* [WORK REQUIRED]
Below is a listing to transcribe in full and exactly; keep the pictures out.
/---
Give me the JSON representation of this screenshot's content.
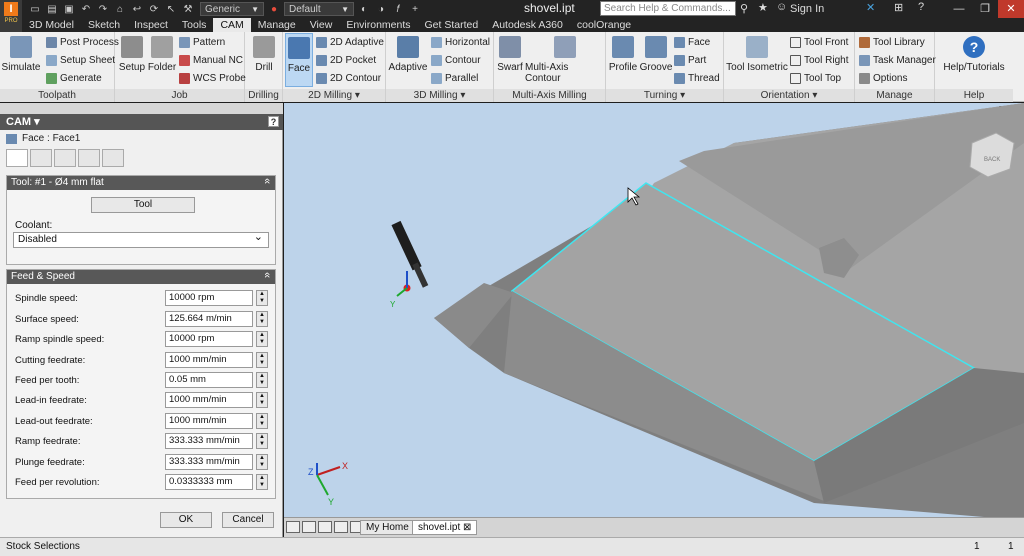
{
  "title": {
    "app_letter": "I",
    "app_edition": "PRO",
    "document": "shovel.ipt",
    "material_dropdown": "Generic",
    "appearance_dropdown": "Default",
    "search_placeholder": "Search Help & Commands...",
    "signin": "Sign In"
  },
  "tabs": [
    "3D Model",
    "Sketch",
    "Inspect",
    "Tools",
    "CAM",
    "Manage",
    "View",
    "Environments",
    "Get Started",
    "Autodesk A360",
    "coolOrange"
  ],
  "ribbon": {
    "toolpath": {
      "label": "Toolpath",
      "simulate": "Simulate",
      "post_process": "Post Process",
      "setup_sheet": "Setup Sheet",
      "generate": "Generate"
    },
    "job": {
      "label": "Job",
      "setup": "Setup",
      "folder": "Folder",
      "pattern": "Pattern",
      "manual_nc": "Manual NC",
      "wcs_probe": "WCS Probe"
    },
    "drilling": {
      "label": "Drilling",
      "drill": "Drill"
    },
    "milling2d": {
      "label": "2D Milling ▾",
      "face": "Face",
      "adaptive": "2D Adaptive",
      "pocket": "2D Pocket",
      "contour": "2D Contour"
    },
    "milling3d": {
      "label": "3D Milling ▾",
      "adaptive": "Adaptive",
      "horizontal": "Horizontal",
      "contour": "Contour",
      "parallel": "Parallel"
    },
    "multiaxis": {
      "label": "Multi-Axis Milling",
      "swarf": "Swarf",
      "contour": "Multi-Axis Contour"
    },
    "turning": {
      "label": "Turning ▾",
      "profile": "Profile",
      "groove": "Groove",
      "face": "Face",
      "part": "Part",
      "thread": "Thread"
    },
    "orientation": {
      "label": "Orientation ▾",
      "isometric": "Tool Isometric",
      "front": "Tool Front",
      "right": "Tool Right",
      "top": "Tool Top"
    },
    "manage": {
      "label": "Manage",
      "library": "Tool Library",
      "task": "Task Manager",
      "options": "Options"
    },
    "help": {
      "label": "Help",
      "tutorials": "Help/Tutorials"
    }
  },
  "panel": {
    "header": "CAM ▾",
    "help_icon": "?",
    "operation": "Face : Face1",
    "tool_section": "Tool: #1 - Ø4 mm flat",
    "tool_button": "Tool",
    "coolant_label": "Coolant:",
    "coolant_value": "Disabled",
    "feed_section": "Feed & Speed",
    "fields": [
      {
        "label": "Spindle speed:",
        "value": "10000 rpm"
      },
      {
        "label": "Surface speed:",
        "value": "125.664 m/min"
      },
      {
        "label": "Ramp spindle speed:",
        "value": "10000 rpm"
      },
      {
        "label": "Cutting feedrate:",
        "value": "1000 mm/min"
      },
      {
        "label": "Feed per tooth:",
        "value": "0.05 mm"
      },
      {
        "label": "Lead-in feedrate:",
        "value": "1000 mm/min"
      },
      {
        "label": "Lead-out feedrate:",
        "value": "1000 mm/min"
      },
      {
        "label": "Ramp feedrate:",
        "value": "333.333 mm/min"
      },
      {
        "label": "Plunge feedrate:",
        "value": "333.333 mm/min"
      },
      {
        "label": "Feed per revolution:",
        "value": "0.0333333 mm"
      }
    ],
    "ok": "OK",
    "cancel": "Cancel"
  },
  "viewport": {
    "viewcube_label": "BACK",
    "axis_x": "X",
    "axis_y": "Y",
    "axis_z": "Z"
  },
  "doc_tabs": [
    "My Home",
    "shovel.ipt"
  ],
  "status": {
    "text": "Stock Selections",
    "n1": "1",
    "n2": "1"
  }
}
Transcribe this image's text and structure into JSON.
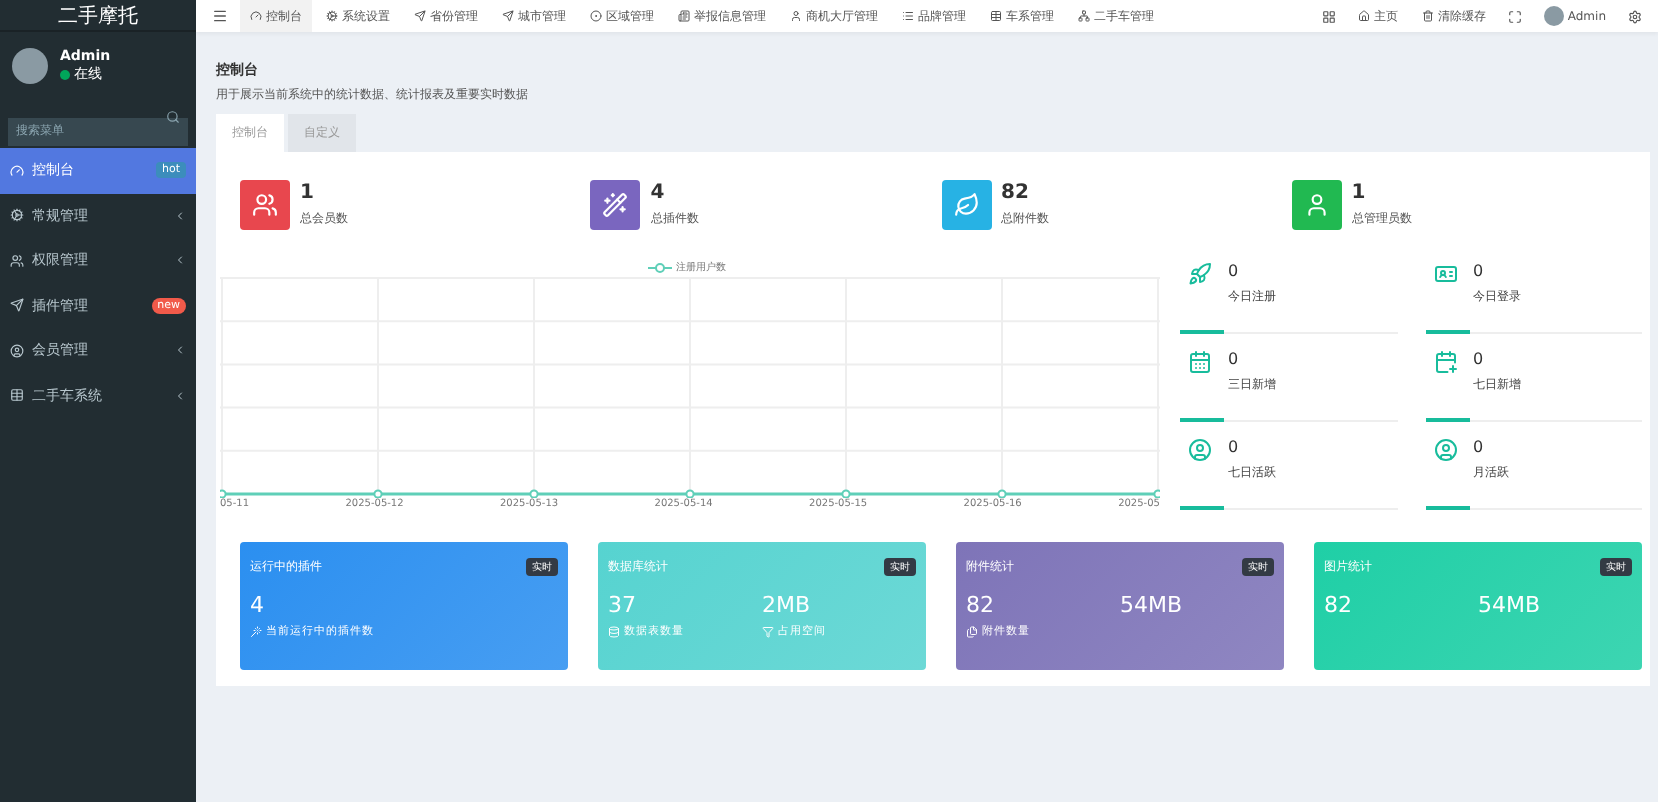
\---
* [RESPONSE TO THIS EXERCISE]
Give me the JSON representation of this screenshot's content.
{
  "title": {
    "app_letter": "I",
    "app_edition": "PRO",
    "document": "shovel.ipt",
    "material_dropdown": "Generic",
    "appearance_dropdown": "Default",
    "search_placeholder": "Search Help & Commands...",
    "signin": "Sign In"
  },
  "tabs": [
    "3D Model",
    "Sketch",
    "Inspect",
    "Tools",
    "CAM",
    "Manage",
    "View",
    "Environments",
    "Get Started",
    "Autodesk A360",
    "coolOrange"
  ],
  "ribbon": {
    "toolpath": {
      "label": "Toolpath",
      "simulate": "Simulate",
      "post_process": "Post Process",
      "setup_sheet": "Setup Sheet",
      "generate": "Generate"
    },
    "job": {
      "label": "Job",
      "setup": "Setup",
      "folder": "Folder",
      "pattern": "Pattern",
      "manual_nc": "Manual NC",
      "wcs_probe": "WCS Probe"
    },
    "drilling": {
      "label": "Drilling",
      "drill": "Drill"
    },
    "milling2d": {
      "label": "2D Milling ▾",
      "face": "Face",
      "adaptive": "2D Adaptive",
      "pocket": "2D Pocket",
      "contour": "2D Contour"
    },
    "milling3d": {
      "label": "3D Milling ▾",
      "adaptive": "Adaptive",
      "horizontal": "Horizontal",
      "contour": "Contour",
      "parallel": "Parallel"
    },
    "multiaxis": {
      "label": "Multi-Axis Milling",
      "swarf": "Swarf",
      "contour": "Multi-Axis Contour"
    },
    "turning": {
      "label": "Turning ▾",
      "profile": "Profile",
      "groove": "Groove",
      "face": "Face",
      "part": "Part",
      "thread": "Thread"
    },
    "orientation": {
      "label": "Orientation ▾",
      "isometric": "Tool Isometric",
      "front": "Tool Front",
      "right": "Tool Right",
      "top": "Tool Top"
    },
    "manage": {
      "label": "Manage",
      "library": "Tool Library",
      "task": "Task Manager",
      "options": "Options"
    },
    "help": {
      "label": "Help",
      "tutorials": "Help/Tutorials"
    }
  },
  "panel": {
    "header": "CAM ▾",
    "help_icon": "?",
    "operation": "Face : Face1",
    "tool_section": "Tool: #1 - Ø4 mm flat",
    "tool_button": "Tool",
    "coolant_label": "Coolant:",
    "coolant_value": "Disabled",
    "feed_section": "Feed & Speed",
    "fields": [
      {
        "label": "Spindle speed:",
        "value": "10000 rpm"
      },
      {
        "label": "Surface speed:",
        "value": "125.664 m/min"
      },
      {
        "label": "Ramp spindle speed:",
        "value": "10000 rpm"
      },
      {
        "label": "Cutting feedrate:",
        "value": "1000 mm/min"
      },
      {
        "label": "Feed per tooth:",
        "value": "0.05 mm"
      },
      {
        "label": "Lead-in feedrate:",
        "value": "1000 mm/min"
      },
      {
        "label": "Lead-out feedrate:",
        "value": "1000 mm/min"
      },
      {
        "label": "Ramp feedrate:",
        "value": "333.333 mm/min"
      },
      {
        "label": "Plunge feedrate:",
        "value": "333.333 mm/min"
      },
      {
        "label": "Feed per revolution:",
        "value": "0.0333333 mm"
      }
    ],
    "ok": "OK",
    "cancel": "Cancel"
  },
  "viewport": {
    "viewcube_label": "BACK",
    "axis_x": "X",
    "axis_y": "Y",
    "axis_z": "Z"
  },
  "doc_tabs": [
    "My Home",
    "shovel.ipt"
  ],
  "status": {
    "text": "Stock Selections",
    "n1": "1",
    "n2": "1"
  }
}
Transcribe this image's text and structure into JSON.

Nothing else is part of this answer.